__WHAT IS EXPECTED__:
Gather every line of the entries that includes the word "type".
+ + + + + + +
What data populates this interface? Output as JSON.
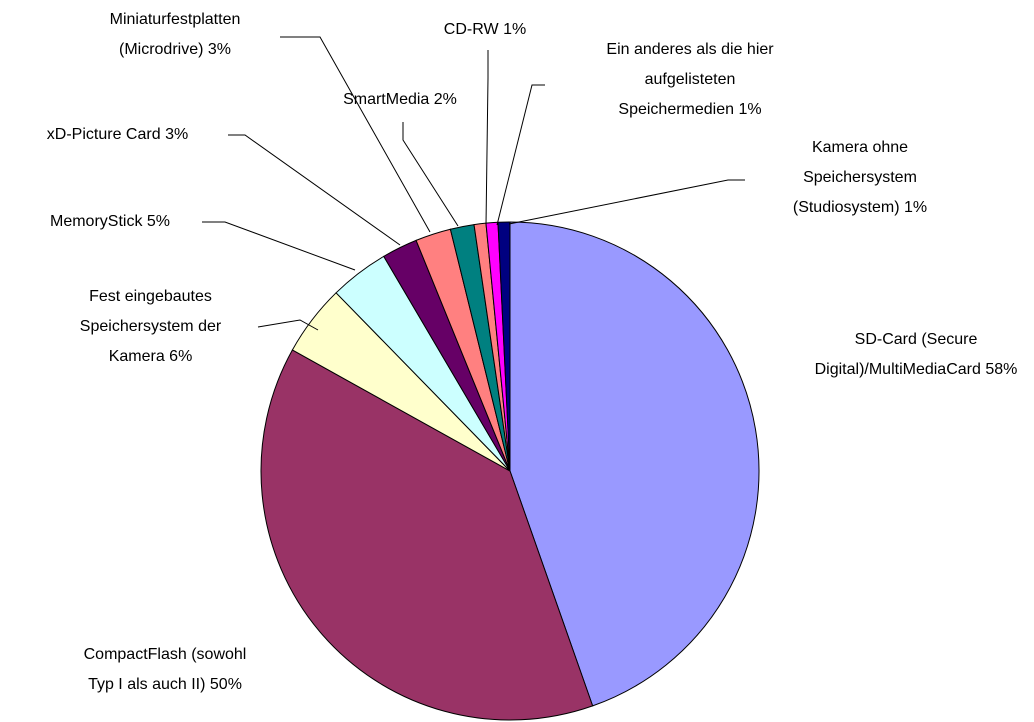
{
  "chart_data": {
    "type": "pie",
    "categories": [
      "SD-Card (Secure Digital)/MultiMediaCard",
      "CompactFlash (sowohl Typ I als auch II)",
      "Fest eingebautes Speichersystem der Kamera",
      "MemoryStick",
      "xD-Picture Card",
      "Miniaturfestplatten (Microdrive)",
      "SmartMedia",
      "CD-RW",
      "Ein anderes als die hier aufgelisteten Speichermedien",
      "Kamera ohne Speichersystem (Studiosystem)"
    ],
    "values": [
      58,
      50,
      6,
      5,
      3,
      3,
      2,
      1,
      1,
      1
    ],
    "value_labels": [
      "58%",
      "50%",
      "6%",
      "5%",
      "3%",
      "3%",
      "2%",
      "1%",
      "1%",
      "1%"
    ],
    "colors": [
      "#9999ff",
      "#993366",
      "#ffffcc",
      "#ccffff",
      "#660066",
      "#ff8080",
      "#008080",
      "#ff8080",
      "#ff00ff",
      "#000080"
    ]
  }
}
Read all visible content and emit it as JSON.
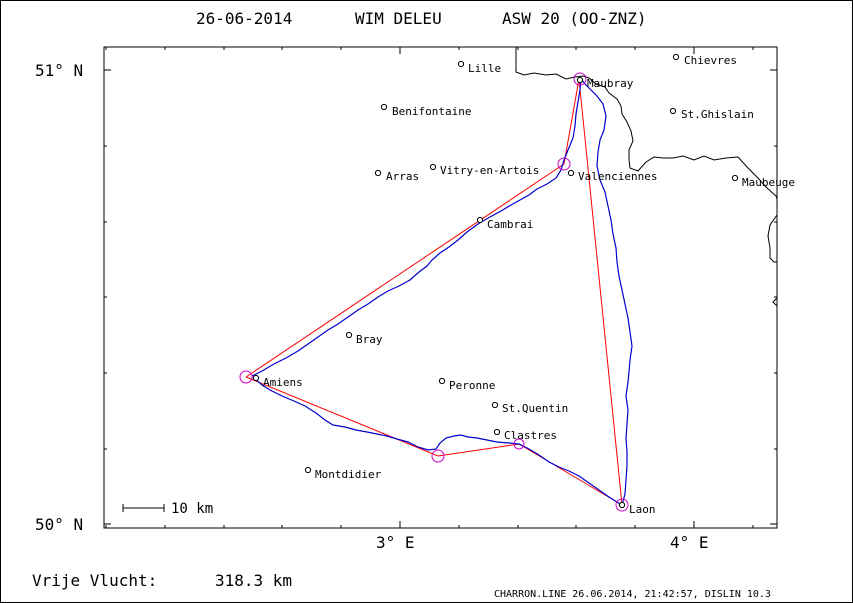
{
  "header": {
    "date": "26-06-2014",
    "pilot": "WIM DELEU",
    "glider": "ASW 20 (OO-ZNZ)"
  },
  "axes": {
    "lat_labels": [
      "51° N",
      "50° N"
    ],
    "lon_labels": [
      "3° E",
      "4° E"
    ]
  },
  "scale_bar": {
    "label": "10 km"
  },
  "distance": {
    "label": "Vrije Vlucht:",
    "value": "318.3 km"
  },
  "footer": {
    "text": "CHARRON.LINE 26.06.2014, 21:42:57, DISLIN 10.3"
  },
  "places": [
    {
      "name": "Lille"
    },
    {
      "name": "Chievres"
    },
    {
      "name": "Maubray"
    },
    {
      "name": "Benifontaine"
    },
    {
      "name": "St.Ghislain"
    },
    {
      "name": "Arras"
    },
    {
      "name": "Vitry-en-Artois"
    },
    {
      "name": "Valenciennes"
    },
    {
      "name": "Maubeuge"
    },
    {
      "name": "Cambrai"
    },
    {
      "name": "Bray"
    },
    {
      "name": "Amiens"
    },
    {
      "name": "Peronne"
    },
    {
      "name": "St.Quentin"
    },
    {
      "name": "Clastres"
    },
    {
      "name": "Montdidier"
    },
    {
      "name": "Laon"
    }
  ],
  "colors": {
    "track": "#0000cc",
    "task_lines": "#ff0000",
    "turnpoints": "#cc00cc",
    "border": "#000000"
  }
}
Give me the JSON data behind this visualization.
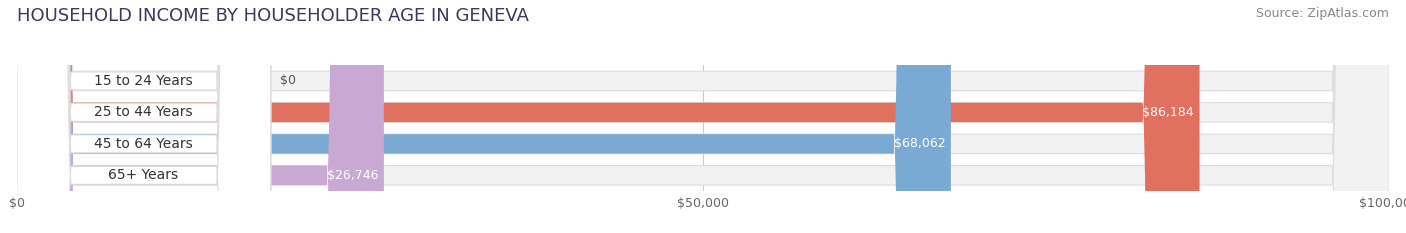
{
  "title": "HOUSEHOLD INCOME BY HOUSEHOLDER AGE IN GENEVA",
  "source": "Source: ZipAtlas.com",
  "categories": [
    "15 to 24 Years",
    "25 to 44 Years",
    "45 to 64 Years",
    "65+ Years"
  ],
  "values": [
    0,
    86184,
    68062,
    26746
  ],
  "bar_colors": [
    "#f0c080",
    "#e07060",
    "#7aaad4",
    "#c9a8d4"
  ],
  "bar_bg_color": "#f2f2f2",
  "bar_border_color": "#dddddd",
  "label_texts": [
    "$0",
    "$86,184",
    "$68,062",
    "$26,746"
  ],
  "x_ticks": [
    0,
    50000,
    100000
  ],
  "x_tick_labels": [
    "$0",
    "$50,000",
    "$100,000"
  ],
  "xlim": [
    0,
    100000
  ],
  "title_fontsize": 13,
  "source_fontsize": 9,
  "tick_fontsize": 9,
  "bar_label_fontsize": 9,
  "cat_label_fontsize": 10,
  "background_color": "#ffffff",
  "figsize": [
    14.06,
    2.33
  ],
  "dpi": 100
}
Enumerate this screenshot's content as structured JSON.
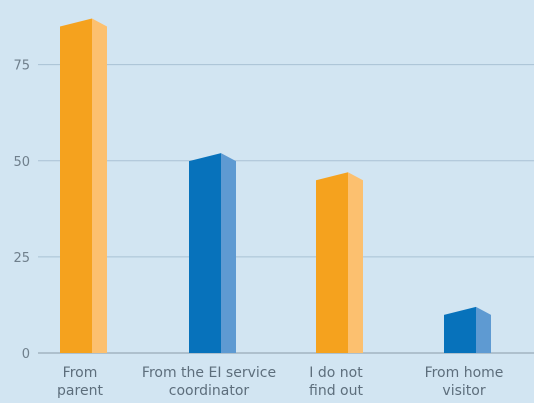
{
  "chart_data": {
    "type": "bar",
    "title": "",
    "xlabel": "",
    "ylabel": "",
    "ylim": [
      0,
      90
    ],
    "yticks": [
      0,
      25,
      50,
      75
    ],
    "grid": true,
    "categories": [
      [
        "From",
        "parent"
      ],
      [
        "From the EI service",
        "coordinator"
      ],
      [
        "I do not",
        "find out"
      ],
      [
        "From home",
        "visitor"
      ]
    ],
    "values": [
      87,
      52,
      47,
      12
    ],
    "bar_colors": [
      "#f5a21e",
      "#0772bb",
      "#f5a21e",
      "#0772bb"
    ],
    "bar_side_colors": [
      "#fcc06f",
      "#5e9ad2",
      "#fcc06f",
      "#5e9ad2"
    ]
  }
}
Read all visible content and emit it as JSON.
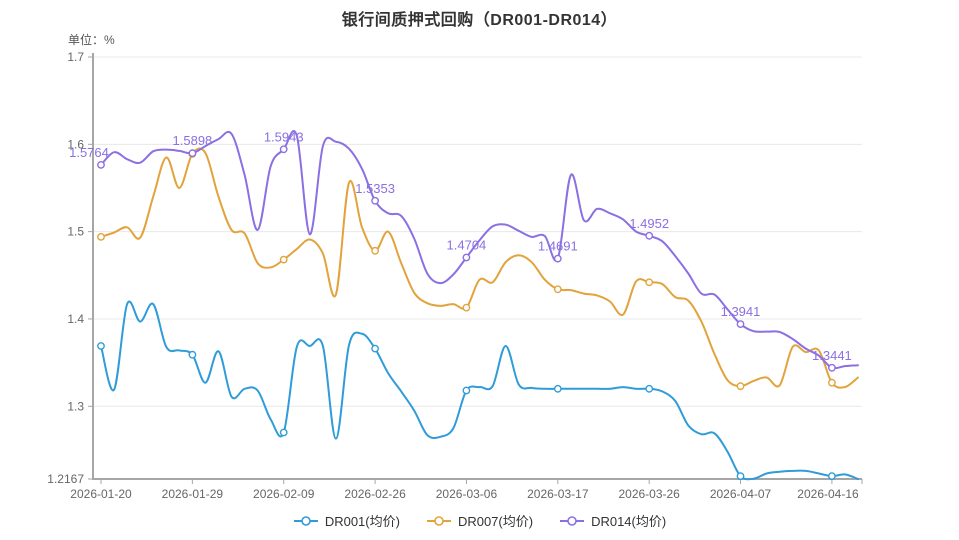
{
  "title": "银行间质押式回购（DR001-DR014）",
  "unit_label": "单位：%",
  "colors": {
    "dr001": "#2F9CD9",
    "dr007": "#E2A33C",
    "dr014": "#8B6FE3",
    "grid": "#E8E8E8",
    "axis": "#A6A6A6",
    "axis_label": "#666666",
    "annotation": "#8B6FE3",
    "title_color": "#333333"
  },
  "chart_data": {
    "type": "line",
    "smooth": true,
    "x_tick_labels": [
      "2026-01-20",
      "2026-01-29",
      "2026-02-09",
      "2026-02-26",
      "2026-03-06",
      "2026-03-17",
      "2026-03-26",
      "2026-04-07",
      "2026-04-16"
    ],
    "x_tick_indices": [
      0,
      7,
      14,
      21,
      28,
      35,
      42,
      49,
      56
    ],
    "point_count": 59,
    "y_ticks": [
      "1.7",
      "1.6",
      "1.5",
      "1.4",
      "1.3",
      "1.2167"
    ],
    "y_tick_values": [
      1.7,
      1.6,
      1.5,
      1.4,
      1.3,
      1.2167
    ],
    "y_min": 1.2167,
    "y_max": 1.7,
    "legend_position": "bottom",
    "grid": true,
    "series": [
      {
        "name": "DR001(均价)",
        "color_key": "dr001",
        "values": [
          1.369,
          1.319,
          1.417,
          1.397,
          1.417,
          1.368,
          1.364,
          1.359,
          1.327,
          1.363,
          1.311,
          1.32,
          1.318,
          1.285,
          1.27,
          1.368,
          1.369,
          1.369,
          1.263,
          1.37,
          1.383,
          1.366,
          1.338,
          1.317,
          1.295,
          1.267,
          1.265,
          1.275,
          1.318,
          1.322,
          1.323,
          1.369,
          1.325,
          1.321,
          1.32,
          1.32,
          1.32,
          1.32,
          1.32,
          1.32,
          1.322,
          1.32,
          1.32,
          1.317,
          1.306,
          1.278,
          1.268,
          1.269,
          1.248,
          1.22,
          1.217,
          1.223,
          1.225,
          1.226,
          1.226,
          1.223,
          1.22,
          1.222,
          1.2167
        ]
      },
      {
        "name": "DR007(均价)",
        "color_key": "dr007",
        "values": [
          1.494,
          1.499,
          1.505,
          1.493,
          1.54,
          1.585,
          1.55,
          1.589,
          1.59,
          1.54,
          1.502,
          1.498,
          1.464,
          1.459,
          1.468,
          1.48,
          1.491,
          1.475,
          1.428,
          1.556,
          1.505,
          1.478,
          1.5,
          1.464,
          1.43,
          1.418,
          1.415,
          1.417,
          1.413,
          1.445,
          1.442,
          1.465,
          1.473,
          1.465,
          1.445,
          1.434,
          1.433,
          1.429,
          1.427,
          1.42,
          1.405,
          1.443,
          1.442,
          1.44,
          1.425,
          1.421,
          1.397,
          1.36,
          1.33,
          1.323,
          1.329,
          1.333,
          1.324,
          1.368,
          1.362,
          1.364,
          1.327,
          1.322,
          1.333
        ]
      },
      {
        "name": "DR014(均价)",
        "color_key": "dr014",
        "values": [
          1.5764,
          1.591,
          1.583,
          1.579,
          1.592,
          1.594,
          1.5925,
          1.5898,
          1.598,
          1.606,
          1.612,
          1.565,
          1.502,
          1.575,
          1.5943,
          1.61,
          1.497,
          1.598,
          1.603,
          1.595,
          1.572,
          1.5353,
          1.521,
          1.518,
          1.492,
          1.452,
          1.441,
          1.451,
          1.4704,
          1.49,
          1.506,
          1.508,
          1.501,
          1.494,
          1.495,
          1.4691,
          1.565,
          1.513,
          1.526,
          1.521,
          1.514,
          1.5,
          1.4952,
          1.489,
          1.472,
          1.452,
          1.429,
          1.428,
          1.411,
          1.3941,
          1.386,
          1.3855,
          1.385,
          1.377,
          1.366,
          1.358,
          1.3441,
          1.346,
          1.347
        ],
        "annotations": [
          {
            "index": 0,
            "text": "1.5764"
          },
          {
            "index": 7,
            "text": "1.5898"
          },
          {
            "index": 14,
            "text": "1.5943"
          },
          {
            "index": 21,
            "text": "1.5353"
          },
          {
            "index": 28,
            "text": "1.4704"
          },
          {
            "index": 35,
            "text": "1.4691"
          },
          {
            "index": 42,
            "text": "1.4952"
          },
          {
            "index": 49,
            "text": "1.3941"
          },
          {
            "index": 56,
            "text": "1.3441"
          }
        ]
      }
    ]
  }
}
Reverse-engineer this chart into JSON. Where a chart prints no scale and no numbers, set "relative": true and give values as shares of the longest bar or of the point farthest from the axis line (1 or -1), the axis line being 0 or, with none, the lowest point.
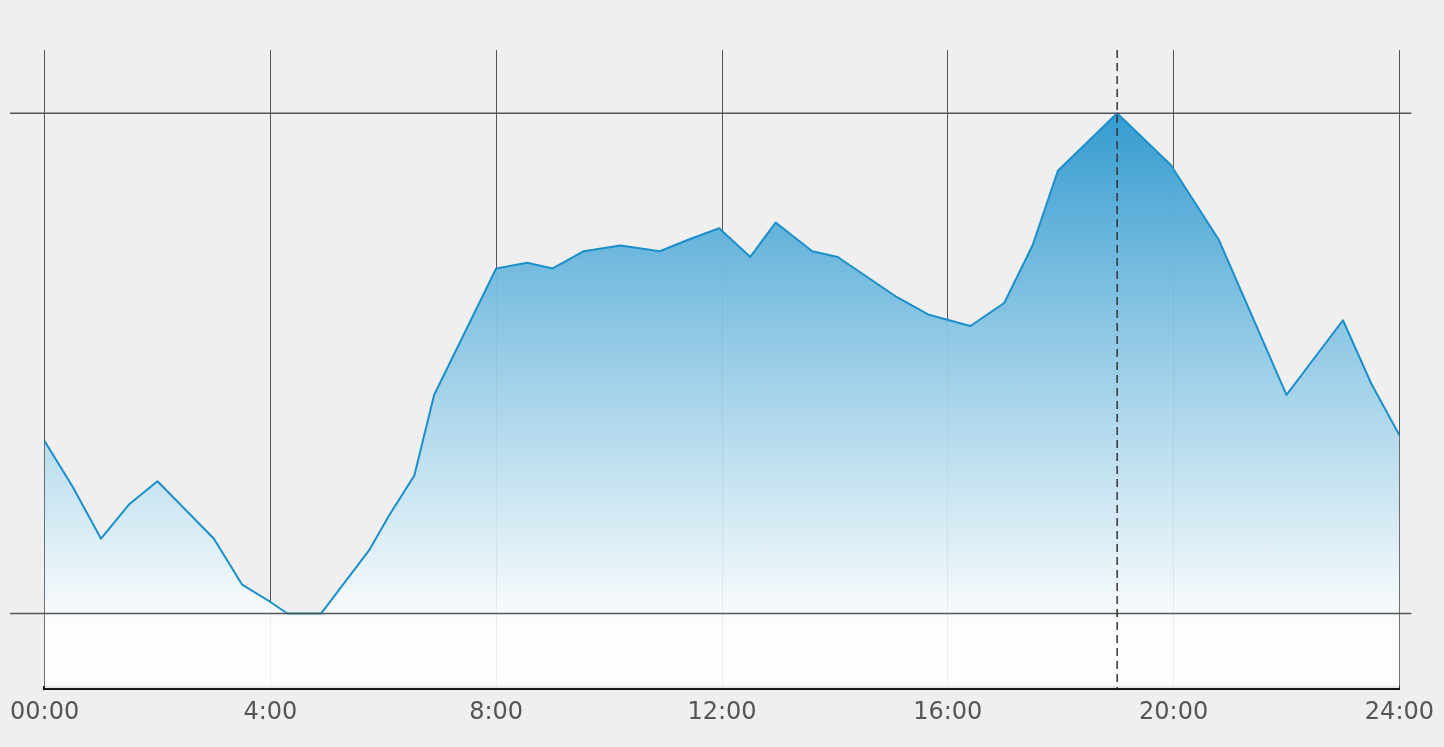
{
  "chart_data": {
    "type": "area",
    "relative": true,
    "x": [
      0,
      0.5,
      1,
      1.5,
      2,
      2.5,
      3,
      3.5,
      4,
      4.3,
      4.9,
      5.75,
      6.1,
      6.55,
      6.9,
      7.4,
      8,
      8.55,
      9,
      9.55,
      10.2,
      10.9,
      11.4,
      11.95,
      12.5,
      12.95,
      13.6,
      14.05,
      14.5,
      15.1,
      15.65,
      16.4,
      17,
      17.5,
      17.95,
      19,
      19.95,
      20.8,
      22,
      23,
      23.5,
      24
    ],
    "series": [
      {
        "color": "#1a8fca",
        "values": [
          0.43,
          0.35,
          0.26,
          0.32,
          0.36,
          0.31,
          0.26,
          0.18,
          0.15,
          0.13,
          0.13,
          0.24,
          0.3,
          0.37,
          0.51,
          0.61,
          0.73,
          0.74,
          0.73,
          0.76,
          0.77,
          0.76,
          0.78,
          0.8,
          0.75,
          0.81,
          0.76,
          0.75,
          0.72,
          0.68,
          0.65,
          0.63,
          0.67,
          0.77,
          0.9,
          1,
          0.91,
          0.78,
          0.51,
          0.64,
          0.53,
          0.44
        ]
      }
    ],
    "xlim": [
      0,
      24
    ],
    "xticks": [
      {
        "value": 0,
        "label": "00:00"
      },
      {
        "value": 4,
        "label": "4:00"
      },
      {
        "value": 8,
        "label": "8:00"
      },
      {
        "value": 12,
        "label": "12:00"
      },
      {
        "value": 16,
        "label": "16:00"
      },
      {
        "value": 20,
        "label": "20:00"
      },
      {
        "value": 24,
        "label": "24:00"
      }
    ],
    "grid": "x",
    "legend": false,
    "marker": "none",
    "line_style": "solid",
    "ref_lines": [
      {
        "axis": "y",
        "value": 1,
        "color": "#555555",
        "line_style": "solid"
      },
      {
        "axis": "y",
        "value": 0.13,
        "color": "#555555",
        "line_style": "solid"
      },
      {
        "axis": "x",
        "value": 19,
        "color": "#333333",
        "line_style": "dashed"
      }
    ]
  }
}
+ + + + + + +
__SOLUTION TO THE PROBLEM__:
    "type": "pie",
    "type": "bar",
    "type": "line",
    "type": "area",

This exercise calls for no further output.